§ **What is being asked**: Each record below should be output verbatim, without pictures.

§ **Stored data**:
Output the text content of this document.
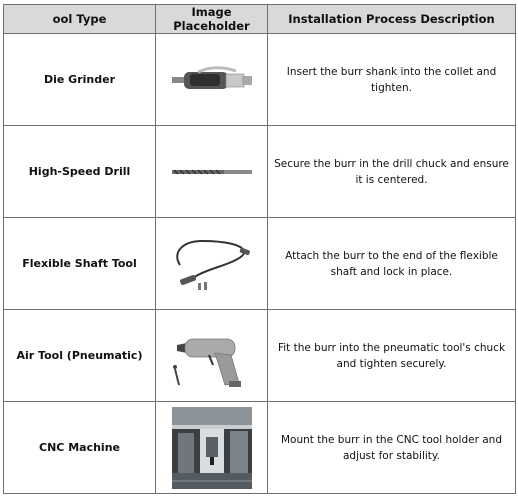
ool Type	Image Placeholder	Installation Process Description
Die Grinder		Insert the burr shank into the collet and tighten.
High-Speed Drill		Secure the burr in the drill chuck and ensure it is centered.
Flexible Shaft Tool		Attach the burr to the end of the flexible shaft and lock in place.
Air Tool (Pneumatic)		Fit the burr into the pneumatic tool's chuck and tighten securely.
CNC Machine		Mount the burr in the CNC tool holder and adjust for stability.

§ **Solution for this exercise**:
Output the text content of this document.
ool Type	Image Placeholder	Installation Process Description
Die Grinder		Insert the burr shank into the collet and tighten.
High-Speed Drill		Secure the burr in the drill chuck and ensure it is centered.
Flexible Shaft Tool		Attach the burr to the end of the flexible shaft and lock in place.
Air Tool (Pneumatic)		Fit the burr into the pneumatic tool's chuck and tighten securely.
CNC Machine		Mount the burr in the CNC tool holder and adjust for stability.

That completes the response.